WHAT YOU SHOULD DO — Go through the listing and copy each line with the string "document".

DATA FOR THIS TASK —
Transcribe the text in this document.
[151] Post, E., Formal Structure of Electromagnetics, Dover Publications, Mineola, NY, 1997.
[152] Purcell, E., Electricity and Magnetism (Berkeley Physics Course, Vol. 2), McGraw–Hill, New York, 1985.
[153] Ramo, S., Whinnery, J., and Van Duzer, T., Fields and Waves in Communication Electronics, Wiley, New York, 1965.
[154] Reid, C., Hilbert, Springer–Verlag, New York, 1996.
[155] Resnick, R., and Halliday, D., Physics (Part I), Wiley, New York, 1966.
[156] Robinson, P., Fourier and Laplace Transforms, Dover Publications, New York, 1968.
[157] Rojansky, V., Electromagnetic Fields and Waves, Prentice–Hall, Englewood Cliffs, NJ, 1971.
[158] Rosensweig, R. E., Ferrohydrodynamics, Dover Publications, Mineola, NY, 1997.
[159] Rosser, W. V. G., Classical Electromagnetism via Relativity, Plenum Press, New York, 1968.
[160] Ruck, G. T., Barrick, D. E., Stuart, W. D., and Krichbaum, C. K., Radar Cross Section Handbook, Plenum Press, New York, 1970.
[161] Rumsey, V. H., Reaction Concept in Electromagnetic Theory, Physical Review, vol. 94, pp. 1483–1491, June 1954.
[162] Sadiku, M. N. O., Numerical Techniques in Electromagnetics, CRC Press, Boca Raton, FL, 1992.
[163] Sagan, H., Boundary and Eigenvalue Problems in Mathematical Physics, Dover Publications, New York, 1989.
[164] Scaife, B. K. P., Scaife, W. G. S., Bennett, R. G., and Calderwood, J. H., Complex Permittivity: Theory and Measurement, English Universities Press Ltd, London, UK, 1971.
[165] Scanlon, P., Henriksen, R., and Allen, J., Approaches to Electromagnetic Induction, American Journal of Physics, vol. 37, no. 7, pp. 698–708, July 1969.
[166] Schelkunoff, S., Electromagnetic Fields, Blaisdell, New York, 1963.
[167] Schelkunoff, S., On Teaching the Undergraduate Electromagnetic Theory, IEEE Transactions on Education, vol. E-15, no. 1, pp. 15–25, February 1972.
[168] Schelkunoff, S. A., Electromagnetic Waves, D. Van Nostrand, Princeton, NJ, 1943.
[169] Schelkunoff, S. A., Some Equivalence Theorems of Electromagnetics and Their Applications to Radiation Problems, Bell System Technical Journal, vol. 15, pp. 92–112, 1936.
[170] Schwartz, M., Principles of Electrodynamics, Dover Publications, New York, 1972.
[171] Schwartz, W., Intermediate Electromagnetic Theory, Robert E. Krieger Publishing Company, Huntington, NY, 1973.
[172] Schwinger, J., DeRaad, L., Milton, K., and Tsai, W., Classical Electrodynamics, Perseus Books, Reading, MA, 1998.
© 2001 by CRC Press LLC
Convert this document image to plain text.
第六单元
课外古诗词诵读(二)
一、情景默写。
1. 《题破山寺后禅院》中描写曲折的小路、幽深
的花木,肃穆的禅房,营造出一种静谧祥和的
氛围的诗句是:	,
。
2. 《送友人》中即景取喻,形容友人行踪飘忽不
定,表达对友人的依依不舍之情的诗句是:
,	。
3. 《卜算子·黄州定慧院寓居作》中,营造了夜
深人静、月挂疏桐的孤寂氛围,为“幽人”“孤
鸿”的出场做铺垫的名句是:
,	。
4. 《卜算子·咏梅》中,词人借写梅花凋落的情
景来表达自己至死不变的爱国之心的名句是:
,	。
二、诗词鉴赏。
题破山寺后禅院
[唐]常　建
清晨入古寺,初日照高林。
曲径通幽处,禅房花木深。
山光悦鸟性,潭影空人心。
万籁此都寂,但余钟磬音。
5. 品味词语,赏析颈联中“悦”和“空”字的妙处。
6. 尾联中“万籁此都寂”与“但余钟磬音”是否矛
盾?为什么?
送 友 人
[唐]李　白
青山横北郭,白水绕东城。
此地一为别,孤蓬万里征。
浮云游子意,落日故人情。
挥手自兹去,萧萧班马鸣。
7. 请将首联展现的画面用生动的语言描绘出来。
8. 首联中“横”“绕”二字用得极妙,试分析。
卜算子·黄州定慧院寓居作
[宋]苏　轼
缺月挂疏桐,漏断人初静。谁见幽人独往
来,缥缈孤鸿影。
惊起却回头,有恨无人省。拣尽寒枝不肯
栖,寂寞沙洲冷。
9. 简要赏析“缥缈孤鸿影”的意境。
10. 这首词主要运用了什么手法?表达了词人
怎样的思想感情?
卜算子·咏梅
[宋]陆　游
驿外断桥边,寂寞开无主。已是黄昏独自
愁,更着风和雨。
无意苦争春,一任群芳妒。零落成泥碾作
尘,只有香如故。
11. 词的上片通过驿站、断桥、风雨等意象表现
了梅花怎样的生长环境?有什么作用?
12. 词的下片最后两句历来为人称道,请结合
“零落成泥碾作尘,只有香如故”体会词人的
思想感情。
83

SOLUTION BELOW —
Transcribe the text in this document.
Convert this document image to plain text.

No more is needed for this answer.